Saved entries:
-.-.-

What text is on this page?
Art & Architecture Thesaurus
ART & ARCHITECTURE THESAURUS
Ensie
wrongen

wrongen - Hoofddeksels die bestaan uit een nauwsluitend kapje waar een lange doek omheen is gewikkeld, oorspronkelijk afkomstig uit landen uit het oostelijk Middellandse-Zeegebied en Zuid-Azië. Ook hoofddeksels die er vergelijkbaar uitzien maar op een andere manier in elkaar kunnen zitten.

-.-.-

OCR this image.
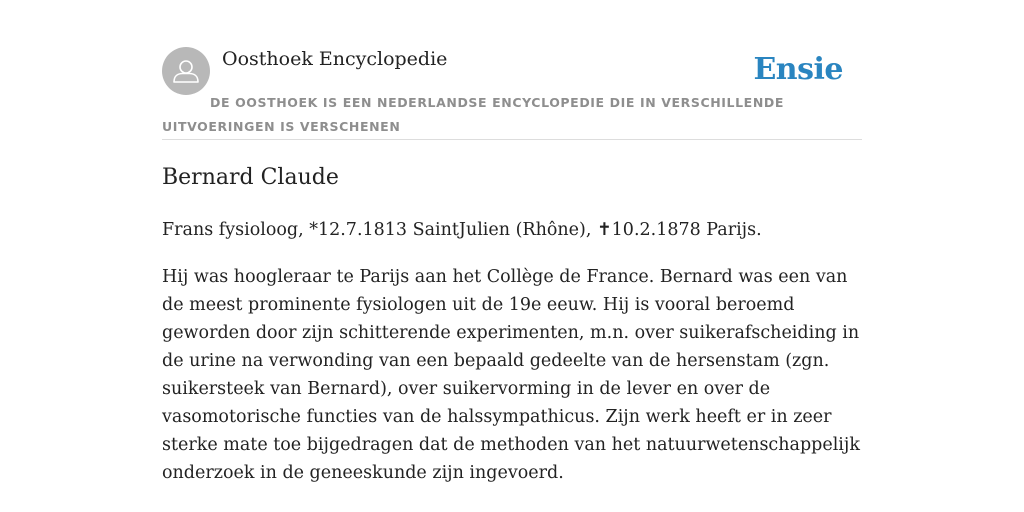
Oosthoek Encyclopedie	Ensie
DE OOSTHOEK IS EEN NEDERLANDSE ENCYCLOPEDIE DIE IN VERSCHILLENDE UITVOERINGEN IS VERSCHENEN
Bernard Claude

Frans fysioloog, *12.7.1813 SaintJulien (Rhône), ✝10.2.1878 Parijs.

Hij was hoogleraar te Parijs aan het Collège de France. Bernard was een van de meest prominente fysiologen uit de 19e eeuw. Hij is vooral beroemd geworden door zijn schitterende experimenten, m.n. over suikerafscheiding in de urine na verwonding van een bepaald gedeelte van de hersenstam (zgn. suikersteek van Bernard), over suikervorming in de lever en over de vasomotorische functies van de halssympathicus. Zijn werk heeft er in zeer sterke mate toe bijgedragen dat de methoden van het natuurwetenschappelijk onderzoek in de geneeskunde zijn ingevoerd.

-.-.-

Exercise brief. How many of the lines above include the string "this"? Reply with the number by itself.

Reply. 2